提示文 ▸
━━━━━━━━━━━━━━━━

演題

PP10-3

当院における閉鎖孔ヘルニアの治療戦略

[演者] 坂田 和也:1
[著者] 外山 栄一郎:1, 坂本 悠樹:1, 髙田 登:1, 吉仲 一郎:1, 原田 和則:1
1:天草地域医療センター 外科

【はじめに】当院では腹腔鏡手術の導入に伴い,閉鎖孔ヘルニアに対しても積極的に腹腔鏡手術を施行している.閉鎖孔ヘルニアは高齢化に伴い増加傾向にあるが未だ確立された標準術式は無い.当院における閉鎖孔ヘルニアに対する現在の治療戦略について報告する.【対象と方法】2014年4月から2016年12月までの期間で 閉鎖孔ヘルニア根治術を行った9例 について検討した.術前に閉鎖孔ヘルニア嵌頓と診断された症例はエコーガイド下で用手整復を試みて,出来なければメッシュ修復あるいはヘルニア嚢を反転しエンドループにて結紮した.術中に必ず対側も確認し不顕性ヘルニアと診断した症例に対しても予防的にエンドループにて結紮した.9例中8例はヘルニア嵌頓によるイレウス状態であり,オプティカル法にて慎重に臍部に5mm,左右側腹部に5(3)mmの5mm以下のトロッカーを挿入し,イレウス解除の際は,拡張ない肛門側腸管および腸間膜を愛護的に把持し牽引した.【結果】平均年齢は79.9 ±9.8歳.男女比1:8.9例中1例は腸管拡張が顕著であり,腹腔鏡手術では視野確保困難と判断し開腹手術としたが,8例に対して腹腔鏡手術を施行した.在院日数8.3 ±2.7日.腸壊死は認めなかった.4例でメッシュ修復を行い,5例はエンドループにて結紮した.9例中5例に対側の不顕性ヘルニアを認め,エンドループにて結紮した.手術時間は 77.2 ± 29.5分で,出血量はいずれも少量であった.1例は以前に開腹手術にて閉鎖孔ヘルニアを修復した症例であり,癒着性イレウスにて再手術した際に対側に閉鎖孔ヘルニアを認めた.合併症はヘルニア嚢内の血種形成による癒着性イレウスを 1 例認め,それ以外の合併症はなかった.術後フォロー期間は短いが,現在のところ再発および不顕性ヘルニアの顕性化は認めていない.【まとめ】閉鎖孔ヘルニアに対して,最初のアプローチとして腹腔鏡手術を行うことは,他の鼠径部ヘルニアの合併・両側発生の有無の診断が確実に行え,確実なヘルニア修復を行えることが出来る.対側の不顕性ヘルニアに対する単純縫縮術での手術時間の延長は10分程度であり,不顕性ヘルニアの顕性化およびコストの観点からも容認できる術式と考えられるが,今後さらに術式を検討する必要があると思われる.

━━━━━━━━━━━━━━━━

データエントリ ▸
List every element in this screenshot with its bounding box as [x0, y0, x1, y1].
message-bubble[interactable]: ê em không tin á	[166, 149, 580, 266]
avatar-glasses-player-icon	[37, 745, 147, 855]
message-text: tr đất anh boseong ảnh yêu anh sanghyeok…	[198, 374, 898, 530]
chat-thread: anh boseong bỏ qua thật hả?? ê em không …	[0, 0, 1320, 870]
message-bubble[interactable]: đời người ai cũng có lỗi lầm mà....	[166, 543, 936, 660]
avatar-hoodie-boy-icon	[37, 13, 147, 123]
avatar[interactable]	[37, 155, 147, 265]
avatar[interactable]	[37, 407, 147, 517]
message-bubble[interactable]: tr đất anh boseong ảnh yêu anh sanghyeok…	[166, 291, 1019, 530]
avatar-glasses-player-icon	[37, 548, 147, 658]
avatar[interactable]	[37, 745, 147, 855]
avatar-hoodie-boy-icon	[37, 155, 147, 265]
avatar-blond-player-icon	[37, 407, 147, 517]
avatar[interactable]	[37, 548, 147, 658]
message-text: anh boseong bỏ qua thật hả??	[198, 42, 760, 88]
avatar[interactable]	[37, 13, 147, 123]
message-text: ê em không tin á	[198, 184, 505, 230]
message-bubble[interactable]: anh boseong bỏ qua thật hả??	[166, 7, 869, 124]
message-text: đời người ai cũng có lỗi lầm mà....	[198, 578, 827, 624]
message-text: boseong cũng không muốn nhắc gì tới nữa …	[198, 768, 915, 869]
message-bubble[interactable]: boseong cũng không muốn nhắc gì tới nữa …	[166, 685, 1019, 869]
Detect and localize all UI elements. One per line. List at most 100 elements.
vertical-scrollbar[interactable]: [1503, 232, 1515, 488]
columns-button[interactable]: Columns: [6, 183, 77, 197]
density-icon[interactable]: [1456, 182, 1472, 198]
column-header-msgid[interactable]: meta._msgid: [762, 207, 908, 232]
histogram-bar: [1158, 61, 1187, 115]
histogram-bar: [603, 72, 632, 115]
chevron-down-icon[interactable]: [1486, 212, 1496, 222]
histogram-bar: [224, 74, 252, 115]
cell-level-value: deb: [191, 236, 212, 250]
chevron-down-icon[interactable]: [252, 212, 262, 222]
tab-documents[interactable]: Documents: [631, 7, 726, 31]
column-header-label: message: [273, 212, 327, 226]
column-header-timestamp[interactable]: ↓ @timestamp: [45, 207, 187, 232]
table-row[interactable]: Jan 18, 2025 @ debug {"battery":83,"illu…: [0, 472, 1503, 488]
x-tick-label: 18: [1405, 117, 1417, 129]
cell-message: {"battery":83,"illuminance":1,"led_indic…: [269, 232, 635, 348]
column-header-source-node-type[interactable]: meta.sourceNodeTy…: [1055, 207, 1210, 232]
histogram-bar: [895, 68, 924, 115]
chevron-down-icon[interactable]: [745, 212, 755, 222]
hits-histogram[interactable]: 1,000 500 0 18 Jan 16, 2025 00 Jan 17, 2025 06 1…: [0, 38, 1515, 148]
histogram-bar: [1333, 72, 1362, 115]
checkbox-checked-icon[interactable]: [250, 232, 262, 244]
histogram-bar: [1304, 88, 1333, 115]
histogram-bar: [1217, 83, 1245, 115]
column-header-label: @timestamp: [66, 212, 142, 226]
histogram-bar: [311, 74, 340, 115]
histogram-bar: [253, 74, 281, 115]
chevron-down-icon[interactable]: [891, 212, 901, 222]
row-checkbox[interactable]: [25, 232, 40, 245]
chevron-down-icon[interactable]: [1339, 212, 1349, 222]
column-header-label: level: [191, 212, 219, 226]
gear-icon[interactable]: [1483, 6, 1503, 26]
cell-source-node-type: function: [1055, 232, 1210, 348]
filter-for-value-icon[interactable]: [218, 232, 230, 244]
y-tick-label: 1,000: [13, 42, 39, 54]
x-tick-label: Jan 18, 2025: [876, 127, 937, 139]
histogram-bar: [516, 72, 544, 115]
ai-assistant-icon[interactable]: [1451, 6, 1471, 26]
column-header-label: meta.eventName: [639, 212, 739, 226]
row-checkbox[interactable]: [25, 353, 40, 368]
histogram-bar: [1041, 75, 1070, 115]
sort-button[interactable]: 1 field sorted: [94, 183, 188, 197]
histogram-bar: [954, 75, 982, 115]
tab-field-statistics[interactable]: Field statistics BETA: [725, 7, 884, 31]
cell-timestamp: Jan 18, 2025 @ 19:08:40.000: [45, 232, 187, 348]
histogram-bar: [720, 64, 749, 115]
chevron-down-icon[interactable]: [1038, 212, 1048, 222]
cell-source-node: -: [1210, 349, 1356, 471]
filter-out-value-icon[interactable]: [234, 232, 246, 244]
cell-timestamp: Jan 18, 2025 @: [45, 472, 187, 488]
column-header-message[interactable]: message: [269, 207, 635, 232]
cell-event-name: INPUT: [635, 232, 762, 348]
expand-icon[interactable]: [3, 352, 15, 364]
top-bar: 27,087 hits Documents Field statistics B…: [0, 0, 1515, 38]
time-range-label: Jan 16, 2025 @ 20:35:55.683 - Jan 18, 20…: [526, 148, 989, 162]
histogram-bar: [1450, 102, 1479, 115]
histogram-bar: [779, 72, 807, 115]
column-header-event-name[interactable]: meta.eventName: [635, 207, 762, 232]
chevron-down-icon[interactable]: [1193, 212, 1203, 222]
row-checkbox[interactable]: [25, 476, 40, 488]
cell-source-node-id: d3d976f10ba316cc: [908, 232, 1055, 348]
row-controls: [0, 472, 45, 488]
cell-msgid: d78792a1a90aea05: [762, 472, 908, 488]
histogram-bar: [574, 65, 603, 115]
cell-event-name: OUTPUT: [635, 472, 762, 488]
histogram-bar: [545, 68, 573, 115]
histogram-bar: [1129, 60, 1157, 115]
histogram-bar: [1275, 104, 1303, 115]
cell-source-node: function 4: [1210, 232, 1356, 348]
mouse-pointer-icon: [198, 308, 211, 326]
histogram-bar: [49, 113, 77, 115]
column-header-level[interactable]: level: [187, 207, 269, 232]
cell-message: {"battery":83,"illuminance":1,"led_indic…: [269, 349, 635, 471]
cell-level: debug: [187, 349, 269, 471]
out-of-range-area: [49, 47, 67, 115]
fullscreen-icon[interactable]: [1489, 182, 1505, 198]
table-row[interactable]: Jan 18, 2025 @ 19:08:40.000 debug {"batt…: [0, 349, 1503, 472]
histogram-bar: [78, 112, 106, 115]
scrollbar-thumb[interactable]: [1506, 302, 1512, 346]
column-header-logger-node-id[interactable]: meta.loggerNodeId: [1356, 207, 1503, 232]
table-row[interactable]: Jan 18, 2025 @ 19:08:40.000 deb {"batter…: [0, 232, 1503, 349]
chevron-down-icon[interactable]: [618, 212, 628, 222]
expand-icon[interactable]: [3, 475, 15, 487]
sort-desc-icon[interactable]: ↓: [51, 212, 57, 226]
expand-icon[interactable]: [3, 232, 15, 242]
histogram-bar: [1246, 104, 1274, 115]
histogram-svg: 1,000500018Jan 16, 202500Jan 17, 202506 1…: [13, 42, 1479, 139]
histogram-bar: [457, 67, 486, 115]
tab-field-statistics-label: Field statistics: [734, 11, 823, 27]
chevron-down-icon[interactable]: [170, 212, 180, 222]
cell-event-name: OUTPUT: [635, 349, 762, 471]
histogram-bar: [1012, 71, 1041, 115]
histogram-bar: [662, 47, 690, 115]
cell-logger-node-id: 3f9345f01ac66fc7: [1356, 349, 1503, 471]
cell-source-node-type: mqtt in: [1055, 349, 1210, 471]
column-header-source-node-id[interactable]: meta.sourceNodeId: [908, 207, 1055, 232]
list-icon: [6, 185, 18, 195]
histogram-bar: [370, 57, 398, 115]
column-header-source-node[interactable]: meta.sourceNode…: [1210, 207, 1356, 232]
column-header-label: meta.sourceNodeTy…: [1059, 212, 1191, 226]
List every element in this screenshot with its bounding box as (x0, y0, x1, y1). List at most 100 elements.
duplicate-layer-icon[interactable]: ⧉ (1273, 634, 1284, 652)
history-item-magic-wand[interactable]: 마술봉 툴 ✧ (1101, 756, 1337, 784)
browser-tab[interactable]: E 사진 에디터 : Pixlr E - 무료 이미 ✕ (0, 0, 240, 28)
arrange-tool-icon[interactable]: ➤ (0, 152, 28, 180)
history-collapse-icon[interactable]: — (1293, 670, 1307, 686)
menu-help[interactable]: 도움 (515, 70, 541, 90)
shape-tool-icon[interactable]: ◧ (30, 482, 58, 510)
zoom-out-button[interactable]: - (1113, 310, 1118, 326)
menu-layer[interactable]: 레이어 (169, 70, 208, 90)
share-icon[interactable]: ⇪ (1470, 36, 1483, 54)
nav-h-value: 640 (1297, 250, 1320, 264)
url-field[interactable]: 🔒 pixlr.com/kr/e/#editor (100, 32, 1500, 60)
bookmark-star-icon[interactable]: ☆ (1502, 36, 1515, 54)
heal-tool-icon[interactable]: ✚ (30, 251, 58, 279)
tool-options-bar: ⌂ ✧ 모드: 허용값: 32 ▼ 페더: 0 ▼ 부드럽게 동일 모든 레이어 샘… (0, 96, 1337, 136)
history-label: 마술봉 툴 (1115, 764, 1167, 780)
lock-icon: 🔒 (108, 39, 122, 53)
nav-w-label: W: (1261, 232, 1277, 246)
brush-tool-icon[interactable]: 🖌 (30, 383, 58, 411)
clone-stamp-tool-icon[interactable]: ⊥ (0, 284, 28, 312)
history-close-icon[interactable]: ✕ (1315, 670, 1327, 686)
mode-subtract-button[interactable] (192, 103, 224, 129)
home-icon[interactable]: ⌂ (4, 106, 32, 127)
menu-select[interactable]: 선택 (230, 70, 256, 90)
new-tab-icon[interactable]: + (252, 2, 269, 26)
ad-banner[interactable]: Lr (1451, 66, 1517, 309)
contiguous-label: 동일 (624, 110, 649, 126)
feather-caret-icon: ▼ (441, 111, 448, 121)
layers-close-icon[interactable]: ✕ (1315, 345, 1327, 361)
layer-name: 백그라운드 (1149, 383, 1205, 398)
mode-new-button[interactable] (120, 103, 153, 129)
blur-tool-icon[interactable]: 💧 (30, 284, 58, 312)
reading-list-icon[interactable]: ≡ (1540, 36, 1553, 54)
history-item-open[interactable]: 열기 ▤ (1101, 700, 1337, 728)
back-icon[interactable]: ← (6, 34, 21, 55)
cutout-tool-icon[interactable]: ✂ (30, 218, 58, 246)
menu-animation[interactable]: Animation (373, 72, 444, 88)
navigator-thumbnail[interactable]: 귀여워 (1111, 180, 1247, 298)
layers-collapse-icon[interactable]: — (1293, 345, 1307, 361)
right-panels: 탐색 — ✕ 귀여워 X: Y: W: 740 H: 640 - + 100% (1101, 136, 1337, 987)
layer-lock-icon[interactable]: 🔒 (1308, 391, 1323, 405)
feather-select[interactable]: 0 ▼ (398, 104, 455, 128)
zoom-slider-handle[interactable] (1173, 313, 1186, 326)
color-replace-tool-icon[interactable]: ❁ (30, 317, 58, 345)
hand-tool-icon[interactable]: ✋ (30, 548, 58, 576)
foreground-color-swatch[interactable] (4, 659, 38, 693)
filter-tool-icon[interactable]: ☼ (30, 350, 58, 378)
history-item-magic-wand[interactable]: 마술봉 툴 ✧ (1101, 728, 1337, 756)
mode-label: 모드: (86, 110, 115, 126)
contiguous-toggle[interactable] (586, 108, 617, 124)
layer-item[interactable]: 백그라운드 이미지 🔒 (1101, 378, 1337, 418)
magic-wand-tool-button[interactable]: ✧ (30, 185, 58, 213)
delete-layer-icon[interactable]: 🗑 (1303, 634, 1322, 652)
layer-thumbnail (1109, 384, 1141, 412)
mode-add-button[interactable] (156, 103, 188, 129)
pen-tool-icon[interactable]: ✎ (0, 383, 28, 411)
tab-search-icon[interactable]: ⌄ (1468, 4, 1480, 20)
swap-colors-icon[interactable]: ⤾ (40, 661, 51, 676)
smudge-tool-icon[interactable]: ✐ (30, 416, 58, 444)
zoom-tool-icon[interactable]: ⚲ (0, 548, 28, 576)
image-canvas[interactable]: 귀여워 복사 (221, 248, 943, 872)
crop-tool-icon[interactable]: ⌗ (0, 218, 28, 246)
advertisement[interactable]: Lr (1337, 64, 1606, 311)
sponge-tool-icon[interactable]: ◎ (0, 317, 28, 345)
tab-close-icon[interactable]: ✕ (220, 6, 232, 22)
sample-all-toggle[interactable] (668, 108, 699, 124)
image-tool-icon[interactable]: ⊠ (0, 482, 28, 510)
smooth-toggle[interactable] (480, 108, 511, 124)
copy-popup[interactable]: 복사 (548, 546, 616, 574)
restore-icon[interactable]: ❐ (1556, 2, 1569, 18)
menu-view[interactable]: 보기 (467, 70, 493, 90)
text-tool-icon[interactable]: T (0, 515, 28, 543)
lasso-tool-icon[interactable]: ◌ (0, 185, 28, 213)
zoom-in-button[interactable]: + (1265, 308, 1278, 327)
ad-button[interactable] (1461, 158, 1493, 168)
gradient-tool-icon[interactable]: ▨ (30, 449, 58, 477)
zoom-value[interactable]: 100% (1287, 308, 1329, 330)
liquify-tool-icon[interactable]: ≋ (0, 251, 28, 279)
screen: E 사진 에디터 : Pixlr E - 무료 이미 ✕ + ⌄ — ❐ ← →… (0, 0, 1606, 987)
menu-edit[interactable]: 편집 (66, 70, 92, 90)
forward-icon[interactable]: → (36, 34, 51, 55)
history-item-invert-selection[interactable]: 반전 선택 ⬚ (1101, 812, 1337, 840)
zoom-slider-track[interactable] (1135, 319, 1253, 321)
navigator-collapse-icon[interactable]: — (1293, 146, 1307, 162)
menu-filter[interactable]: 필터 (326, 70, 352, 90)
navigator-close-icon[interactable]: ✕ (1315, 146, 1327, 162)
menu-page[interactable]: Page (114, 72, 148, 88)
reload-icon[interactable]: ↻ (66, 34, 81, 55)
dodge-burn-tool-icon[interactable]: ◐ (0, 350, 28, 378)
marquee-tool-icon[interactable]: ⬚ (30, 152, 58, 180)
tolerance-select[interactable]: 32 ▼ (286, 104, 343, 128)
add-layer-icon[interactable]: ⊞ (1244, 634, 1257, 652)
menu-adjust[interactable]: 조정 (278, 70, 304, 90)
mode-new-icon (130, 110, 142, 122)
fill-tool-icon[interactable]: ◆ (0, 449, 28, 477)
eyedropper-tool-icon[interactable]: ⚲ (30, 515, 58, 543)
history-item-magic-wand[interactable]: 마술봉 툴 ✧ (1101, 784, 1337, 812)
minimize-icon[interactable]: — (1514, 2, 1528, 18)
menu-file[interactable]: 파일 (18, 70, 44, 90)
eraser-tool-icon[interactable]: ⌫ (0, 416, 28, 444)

━━━━━━━━━━━━━━━━

課題 ▸ 閉鎖孔ヘルニアの演題で「[著者]」の欄に挙げられている人物の氏名をすべて書き出してください。 これらのエントリは本課題では使用しません。

解答 ▸ 外山 栄一郎、坂本 悠樹、髙田 登、吉仲 一郎、原田 和則